Job
Without the images, write out the whole listing exactly.
## Start Material shown
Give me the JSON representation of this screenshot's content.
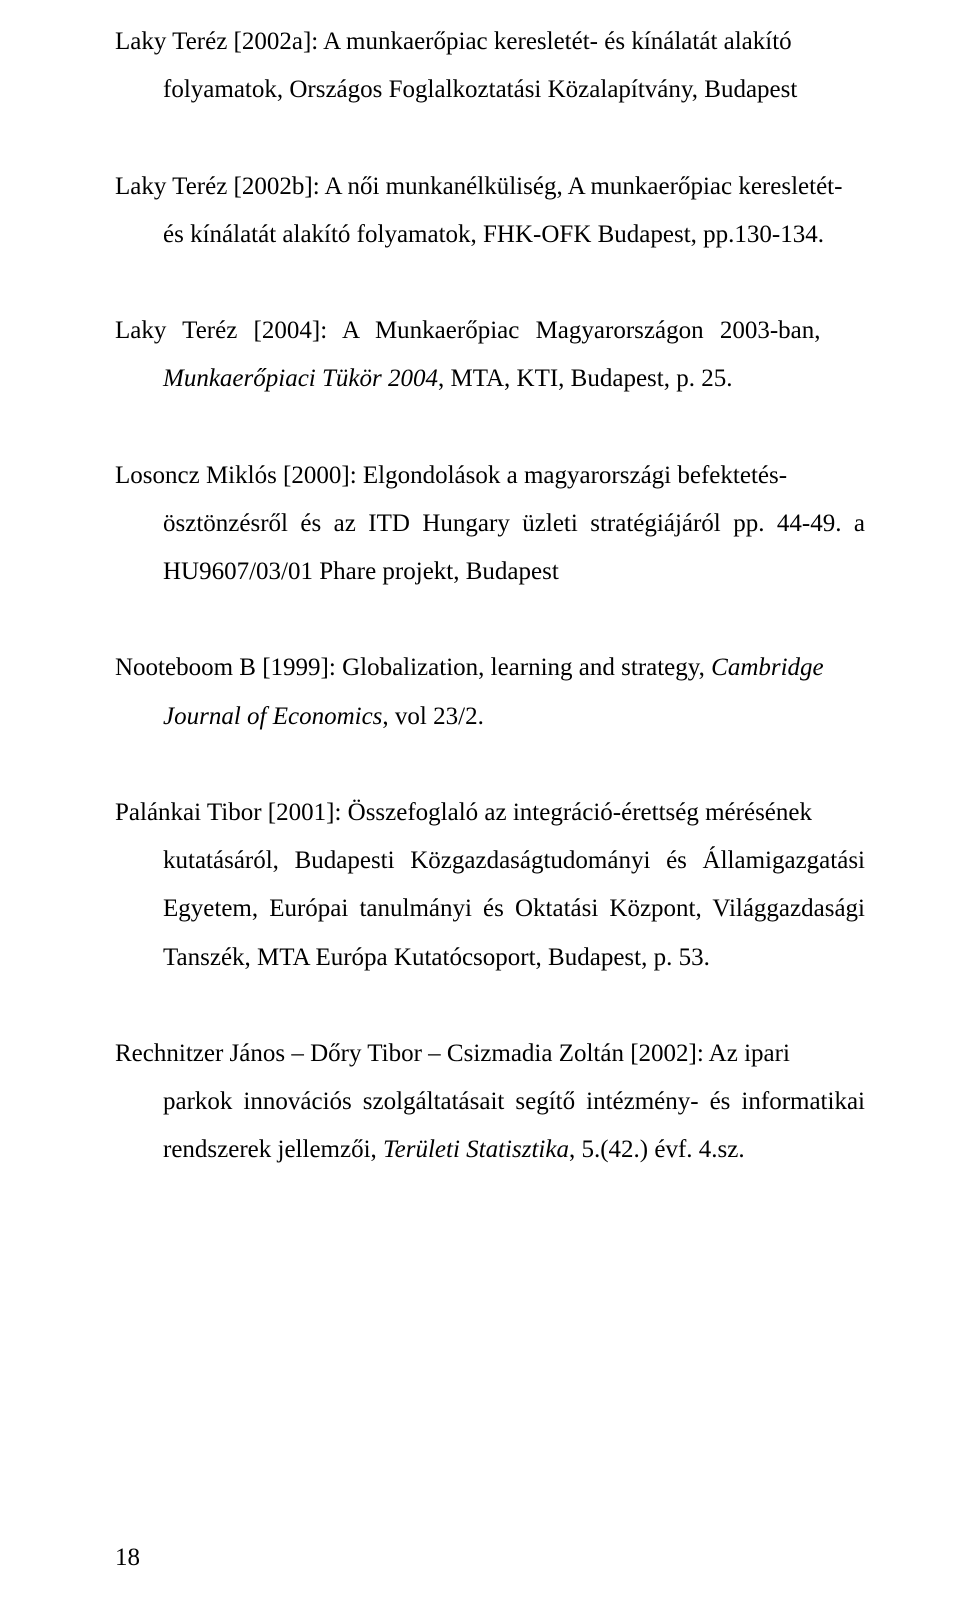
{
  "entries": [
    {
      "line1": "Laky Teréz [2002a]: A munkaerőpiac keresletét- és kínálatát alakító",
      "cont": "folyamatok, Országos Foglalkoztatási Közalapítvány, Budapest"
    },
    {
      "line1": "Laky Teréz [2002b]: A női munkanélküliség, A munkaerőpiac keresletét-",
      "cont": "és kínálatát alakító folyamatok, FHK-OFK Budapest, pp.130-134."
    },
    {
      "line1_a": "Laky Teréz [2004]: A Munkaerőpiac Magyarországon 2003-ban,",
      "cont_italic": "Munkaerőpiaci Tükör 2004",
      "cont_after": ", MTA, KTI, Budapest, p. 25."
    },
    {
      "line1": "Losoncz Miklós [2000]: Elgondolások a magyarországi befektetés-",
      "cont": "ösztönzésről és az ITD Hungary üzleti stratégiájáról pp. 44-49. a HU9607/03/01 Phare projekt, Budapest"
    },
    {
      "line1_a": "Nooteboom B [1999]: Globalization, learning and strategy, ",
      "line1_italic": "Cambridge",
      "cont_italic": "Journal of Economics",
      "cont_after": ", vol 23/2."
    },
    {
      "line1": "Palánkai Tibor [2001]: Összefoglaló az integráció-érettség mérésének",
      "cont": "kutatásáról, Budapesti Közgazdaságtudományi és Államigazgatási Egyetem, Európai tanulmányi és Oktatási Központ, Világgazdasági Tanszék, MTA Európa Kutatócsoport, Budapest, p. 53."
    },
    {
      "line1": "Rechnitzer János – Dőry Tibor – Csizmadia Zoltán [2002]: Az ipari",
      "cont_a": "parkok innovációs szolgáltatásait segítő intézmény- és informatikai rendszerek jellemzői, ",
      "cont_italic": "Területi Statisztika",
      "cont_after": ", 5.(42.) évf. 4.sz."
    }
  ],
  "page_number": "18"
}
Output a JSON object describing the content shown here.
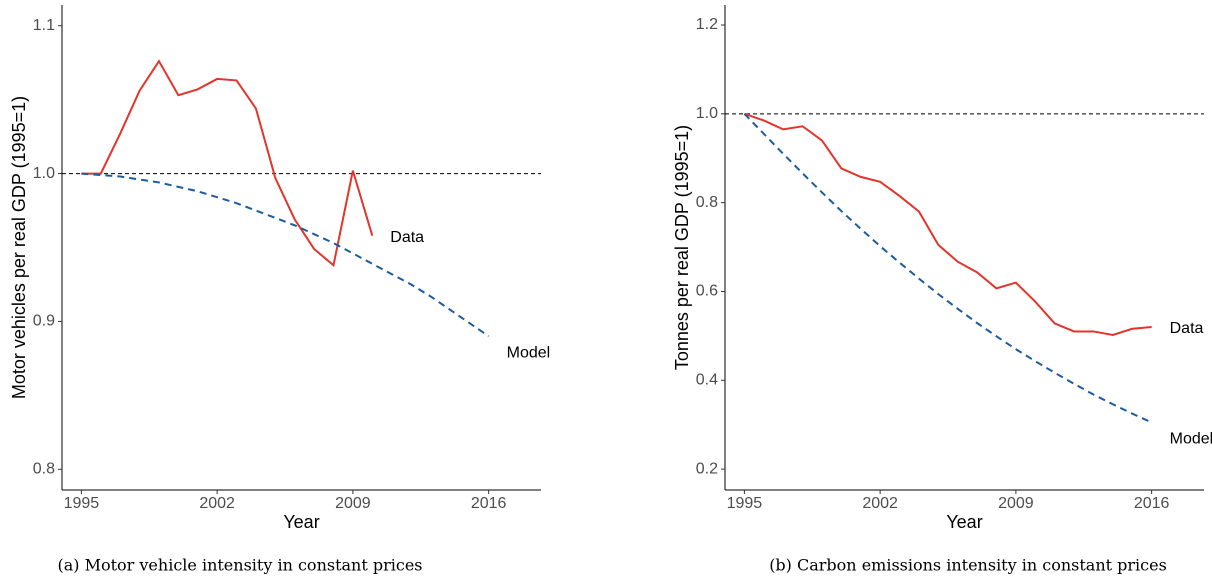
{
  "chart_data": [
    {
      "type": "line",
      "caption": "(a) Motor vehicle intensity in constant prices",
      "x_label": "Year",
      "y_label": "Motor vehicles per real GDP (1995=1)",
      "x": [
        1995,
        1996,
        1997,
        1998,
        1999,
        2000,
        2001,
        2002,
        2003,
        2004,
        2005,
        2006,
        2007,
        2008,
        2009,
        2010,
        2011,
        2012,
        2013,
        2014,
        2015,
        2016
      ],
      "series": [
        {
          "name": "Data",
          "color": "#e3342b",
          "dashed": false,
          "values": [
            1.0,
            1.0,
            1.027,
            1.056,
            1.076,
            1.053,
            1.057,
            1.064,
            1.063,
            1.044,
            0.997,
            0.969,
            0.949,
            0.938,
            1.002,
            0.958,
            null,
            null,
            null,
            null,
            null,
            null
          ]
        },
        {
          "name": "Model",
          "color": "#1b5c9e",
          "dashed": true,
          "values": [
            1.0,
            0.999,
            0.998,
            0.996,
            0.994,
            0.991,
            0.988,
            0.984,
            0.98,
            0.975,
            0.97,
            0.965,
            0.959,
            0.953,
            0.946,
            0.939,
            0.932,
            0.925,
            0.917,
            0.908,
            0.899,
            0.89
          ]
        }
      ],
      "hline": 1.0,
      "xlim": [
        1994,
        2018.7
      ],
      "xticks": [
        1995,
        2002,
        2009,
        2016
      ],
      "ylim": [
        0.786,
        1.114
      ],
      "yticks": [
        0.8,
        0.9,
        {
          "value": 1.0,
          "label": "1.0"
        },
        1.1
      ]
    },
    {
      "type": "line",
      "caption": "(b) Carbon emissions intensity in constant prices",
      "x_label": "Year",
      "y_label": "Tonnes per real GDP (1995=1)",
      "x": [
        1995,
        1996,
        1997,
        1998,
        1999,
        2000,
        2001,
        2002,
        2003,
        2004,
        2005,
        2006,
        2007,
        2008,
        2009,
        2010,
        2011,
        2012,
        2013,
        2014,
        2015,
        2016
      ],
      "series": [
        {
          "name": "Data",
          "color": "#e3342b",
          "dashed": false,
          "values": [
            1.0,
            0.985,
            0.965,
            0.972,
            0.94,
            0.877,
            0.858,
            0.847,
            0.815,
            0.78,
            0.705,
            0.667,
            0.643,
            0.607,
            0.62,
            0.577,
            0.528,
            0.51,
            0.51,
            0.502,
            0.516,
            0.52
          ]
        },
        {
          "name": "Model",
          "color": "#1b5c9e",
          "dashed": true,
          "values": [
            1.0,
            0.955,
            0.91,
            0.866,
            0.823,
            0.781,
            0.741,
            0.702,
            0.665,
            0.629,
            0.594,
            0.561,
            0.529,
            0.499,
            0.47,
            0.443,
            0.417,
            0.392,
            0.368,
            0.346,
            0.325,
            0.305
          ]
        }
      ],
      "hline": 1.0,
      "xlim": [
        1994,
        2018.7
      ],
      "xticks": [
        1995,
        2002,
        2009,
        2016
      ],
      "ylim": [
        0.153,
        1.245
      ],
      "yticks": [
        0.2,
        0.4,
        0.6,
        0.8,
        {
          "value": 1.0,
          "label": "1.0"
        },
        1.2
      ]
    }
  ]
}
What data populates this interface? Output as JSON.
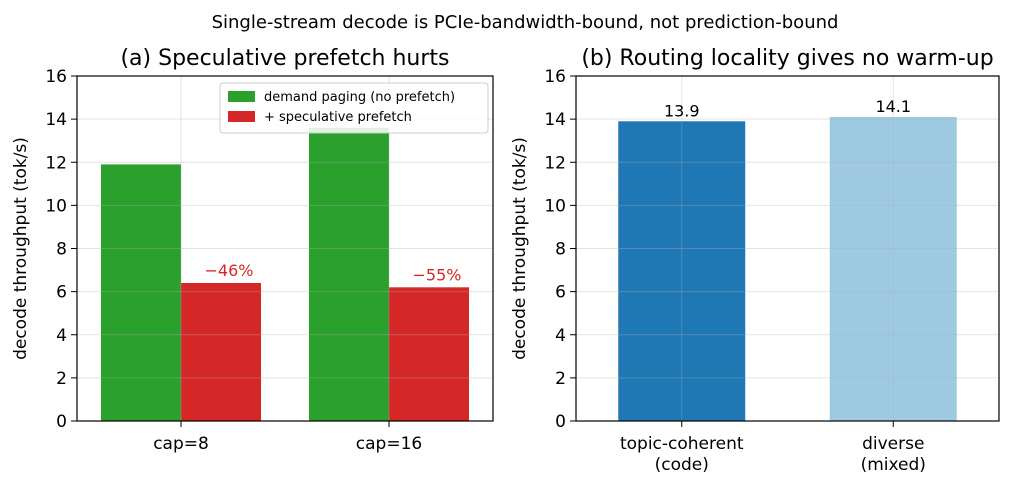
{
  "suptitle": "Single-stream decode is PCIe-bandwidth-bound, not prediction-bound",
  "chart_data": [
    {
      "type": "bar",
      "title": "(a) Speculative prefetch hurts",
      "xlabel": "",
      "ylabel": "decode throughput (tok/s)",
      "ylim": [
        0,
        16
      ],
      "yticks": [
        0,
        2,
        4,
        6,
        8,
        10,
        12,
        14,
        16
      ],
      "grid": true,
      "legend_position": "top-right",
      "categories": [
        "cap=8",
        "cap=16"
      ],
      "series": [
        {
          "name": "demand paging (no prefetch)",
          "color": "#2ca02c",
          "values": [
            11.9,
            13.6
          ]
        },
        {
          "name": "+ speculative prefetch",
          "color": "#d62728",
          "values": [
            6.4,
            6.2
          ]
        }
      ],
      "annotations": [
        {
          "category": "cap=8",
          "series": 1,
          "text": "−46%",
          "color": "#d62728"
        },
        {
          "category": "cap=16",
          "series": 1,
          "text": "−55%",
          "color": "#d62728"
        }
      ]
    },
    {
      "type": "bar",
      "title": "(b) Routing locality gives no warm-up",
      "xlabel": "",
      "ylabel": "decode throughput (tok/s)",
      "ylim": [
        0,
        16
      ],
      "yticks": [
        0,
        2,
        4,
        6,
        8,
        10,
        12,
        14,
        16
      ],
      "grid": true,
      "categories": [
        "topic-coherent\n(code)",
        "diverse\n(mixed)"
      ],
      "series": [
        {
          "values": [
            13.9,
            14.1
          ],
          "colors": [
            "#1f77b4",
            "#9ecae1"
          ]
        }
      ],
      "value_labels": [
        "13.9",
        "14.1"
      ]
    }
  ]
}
## End Material shown
In response
Give me the JSON representation of this screenshot's content.
{
  "entries": [
    {
      "line1": "Laky Teréz [2002a]: A munkaerőpiac keresletét- és kínálatát alakító",
      "cont": "folyamatok, Országos Foglalkoztatási Közalapítvány, Budapest"
    },
    {
      "line1": "Laky Teréz [2002b]: A női munkanélküliség, A munkaerőpiac keresletét-",
      "cont": "és kínálatát alakító folyamatok, FHK-OFK Budapest, pp.130-134."
    },
    {
      "line1_a": "Laky Teréz [2004]: A Munkaerőpiac Magyarországon 2003-ban,",
      "cont_italic": "Munkaerőpiaci Tükör 2004",
      "cont_after": ", MTA, KTI, Budapest, p. 25."
    },
    {
      "line1": "Losoncz Miklós [2000]: Elgondolások a magyarországi befektetés-",
      "cont": "ösztönzésről és az ITD Hungary üzleti stratégiájáról pp. 44-49. a HU9607/03/01 Phare projekt, Budapest"
    },
    {
      "line1_a": "Nooteboom B [1999]: Globalization, learning and strategy, ",
      "line1_italic": "Cambridge",
      "cont_italic": "Journal of Economics",
      "cont_after": ", vol 23/2."
    },
    {
      "line1": "Palánkai Tibor [2001]: Összefoglaló az integráció-érettség mérésének",
      "cont": "kutatásáról, Budapesti Közgazdaságtudományi és Államigazgatási Egyetem, Európai tanulmányi és Oktatási Központ, Világgazdasági Tanszék, MTA Európa Kutatócsoport, Budapest, p. 53."
    },
    {
      "line1": "Rechnitzer János – Dőry Tibor – Csizmadia Zoltán [2002]: Az ipari",
      "cont_a": "parkok innovációs szolgáltatásait segítő intézmény- és informatikai rendszerek jellemzői, ",
      "cont_italic": "Területi Statisztika",
      "cont_after": ", 5.(42.) évf. 4.sz."
    }
  ],
  "page_number": "18"
}
Output a JSON object describing the content shown here.
{
  "chart_data": [
    {
      "type": "line",
      "caption": "(a) Motor vehicle intensity in constant prices",
      "x_label": "Year",
      "y_label": "Motor vehicles per real GDP (1995=1)",
      "x": [
        1995,
        1996,
        1997,
        1998,
        1999,
        2000,
        2001,
        2002,
        2003,
        2004,
        2005,
        2006,
        2007,
        2008,
        2009,
        2010,
        2011,
        2012,
        2013,
        2014,
        2015,
        2016
      ],
      "series": [
        {
          "name": "Data",
          "color": "#e3342b",
          "dashed": false,
          "values": [
            1.0,
            1.0,
            1.027,
            1.056,
            1.076,
            1.053,
            1.057,
            1.064,
            1.063,
            1.044,
            0.997,
            0.969,
            0.949,
            0.938,
            1.002,
            0.958,
            null,
            null,
            null,
            null,
            null,
            null
          ]
        },
        {
          "name": "Model",
          "color": "#1b5c9e",
          "dashed": true,
          "values": [
            1.0,
            0.999,
            0.998,
            0.996,
            0.994,
            0.991,
            0.988,
            0.984,
            0.98,
            0.975,
            0.97,
            0.965,
            0.959,
            0.953,
            0.946,
            0.939,
            0.932,
            0.925,
            0.917,
            0.908,
            0.899,
            0.89
          ]
        }
      ],
      "hline": 1.0,
      "xlim": [
        1994,
        2018.7
      ],
      "xticks": [
        1995,
        2002,
        2009,
        2016
      ],
      "ylim": [
        0.786,
        1.114
      ],
      "yticks": [
        0.8,
        0.9,
        {
          "value": 1.0,
          "label": "1.0"
        },
        1.1
      ]
    },
    {
      "type": "line",
      "caption": "(b) Carbon emissions intensity in constant prices",
      "x_label": "Year",
      "y_label": "Tonnes per real GDP (1995=1)",
      "x": [
        1995,
        1996,
        1997,
        1998,
        1999,
        2000,
        2001,
        2002,
        2003,
        2004,
        2005,
        2006,
        2007,
        2008,
        2009,
        2010,
        2011,
        2012,
        2013,
        2014,
        2015,
        2016
      ],
      "series": [
        {
          "name": "Data",
          "color": "#e3342b",
          "dashed": false,
          "values": [
            1.0,
            0.985,
            0.965,
            0.972,
            0.94,
            0.877,
            0.858,
            0.847,
            0.815,
            0.78,
            0.705,
            0.667,
            0.643,
            0.607,
            0.62,
            0.577,
            0.528,
            0.51,
            0.51,
            0.502,
            0.516,
            0.52
          ]
        },
        {
          "name": "Model",
          "color": "#1b5c9e",
          "dashed": true,
          "values": [
            1.0,
            0.955,
            0.91,
            0.866,
            0.823,
            0.781,
            0.741,
            0.702,
            0.665,
            0.629,
            0.594,
            0.561,
            0.529,
            0.499,
            0.47,
            0.443,
            0.417,
            0.392,
            0.368,
            0.346,
            0.325,
            0.305
          ]
        }
      ],
      "hline": 1.0,
      "xlim": [
        1994,
        2018.7
      ],
      "xticks": [
        1995,
        2002,
        2009,
        2016
      ],
      "ylim": [
        0.153,
        1.245
      ],
      "yticks": [
        0.2,
        0.4,
        0.6,
        0.8,
        {
          "value": 1.0,
          "label": "1.0"
        },
        1.2
      ]
    }
  ]
}
What data populates this interface? Output as JSON.
{
  "suptitle": "Single-stream decode is PCIe-bandwidth-bound, not prediction-bound",
  "chart_data": [
    {
      "type": "bar",
      "title": "(a) Speculative prefetch hurts",
      "xlabel": "",
      "ylabel": "decode throughput (tok/s)",
      "ylim": [
        0,
        16
      ],
      "yticks": [
        0,
        2,
        4,
        6,
        8,
        10,
        12,
        14,
        16
      ],
      "grid": true,
      "legend_position": "top-right",
      "categories": [
        "cap=8",
        "cap=16"
      ],
      "series": [
        {
          "name": "demand paging (no prefetch)",
          "color": "#2ca02c",
          "values": [
            11.9,
            13.6
          ]
        },
        {
          "name": "+ speculative prefetch",
          "color": "#d62728",
          "values": [
            6.4,
            6.2
          ]
        }
      ],
      "annotations": [
        {
          "category": "cap=8",
          "series": 1,
          "text": "−46%",
          "color": "#d62728"
        },
        {
          "category": "cap=16",
          "series": 1,
          "text": "−55%",
          "color": "#d62728"
        }
      ]
    },
    {
      "type": "bar",
      "title": "(b) Routing locality gives no warm-up",
      "xlabel": "",
      "ylabel": "decode throughput (tok/s)",
      "ylim": [
        0,
        16
      ],
      "yticks": [
        0,
        2,
        4,
        6,
        8,
        10,
        12,
        14,
        16
      ],
      "grid": true,
      "categories": [
        "topic-coherent\n(code)",
        "diverse\n(mixed)"
      ],
      "series": [
        {
          "values": [
            13.9,
            14.1
          ],
          "colors": [
            "#1f77b4",
            "#9ecae1"
          ]
        }
      ],
      "value_labels": [
        "13.9",
        "14.1"
      ]
    }
  ]
}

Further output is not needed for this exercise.